- GIVEN PROBLEM -
Pick out each line in these entries that contains the string "информационной".

- TASK MATERIAL -
----

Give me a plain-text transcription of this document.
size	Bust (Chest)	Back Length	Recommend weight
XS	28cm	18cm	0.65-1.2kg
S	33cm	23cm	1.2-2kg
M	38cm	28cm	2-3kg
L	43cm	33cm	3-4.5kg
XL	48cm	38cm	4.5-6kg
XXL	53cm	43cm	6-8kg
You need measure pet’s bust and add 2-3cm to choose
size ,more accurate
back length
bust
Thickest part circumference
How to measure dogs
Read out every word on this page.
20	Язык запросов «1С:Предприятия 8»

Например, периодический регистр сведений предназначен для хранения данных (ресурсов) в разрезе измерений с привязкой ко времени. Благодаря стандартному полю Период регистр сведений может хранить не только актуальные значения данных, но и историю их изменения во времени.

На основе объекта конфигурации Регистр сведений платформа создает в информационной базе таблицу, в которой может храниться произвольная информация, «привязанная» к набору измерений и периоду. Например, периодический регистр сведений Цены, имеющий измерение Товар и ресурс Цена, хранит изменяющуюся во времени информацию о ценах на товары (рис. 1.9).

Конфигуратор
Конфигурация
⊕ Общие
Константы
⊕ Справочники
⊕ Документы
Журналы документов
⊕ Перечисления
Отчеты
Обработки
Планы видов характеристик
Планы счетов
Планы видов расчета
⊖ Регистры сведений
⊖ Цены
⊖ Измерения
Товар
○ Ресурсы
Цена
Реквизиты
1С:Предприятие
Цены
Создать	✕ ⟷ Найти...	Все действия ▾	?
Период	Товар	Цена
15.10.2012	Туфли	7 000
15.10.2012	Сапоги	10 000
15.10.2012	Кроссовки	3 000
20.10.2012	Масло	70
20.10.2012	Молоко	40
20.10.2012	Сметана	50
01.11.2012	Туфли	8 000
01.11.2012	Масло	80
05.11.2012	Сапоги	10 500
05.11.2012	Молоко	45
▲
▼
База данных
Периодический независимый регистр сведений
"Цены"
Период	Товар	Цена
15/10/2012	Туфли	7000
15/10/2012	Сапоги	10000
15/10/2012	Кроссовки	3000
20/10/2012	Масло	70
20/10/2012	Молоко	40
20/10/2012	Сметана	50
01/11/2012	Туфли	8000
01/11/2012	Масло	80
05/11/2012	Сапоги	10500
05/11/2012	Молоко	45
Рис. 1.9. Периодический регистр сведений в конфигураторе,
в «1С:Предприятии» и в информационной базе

----

- COMPLETED EXERCISE -
На основе объекта конфигурации Регистр сведений платформа создает в информационной базе таблицу, в которой может храниться произвольная информация, «привязанная» к набору измерений и периоду. Например, периодический регистр сведений Цены, имеющий измерение Товар и ресурс Цена, хранит изменяющуюся во времени информацию о ценах на товары (рис. 1.9).
в «1С:Предприятии» и в информационной базе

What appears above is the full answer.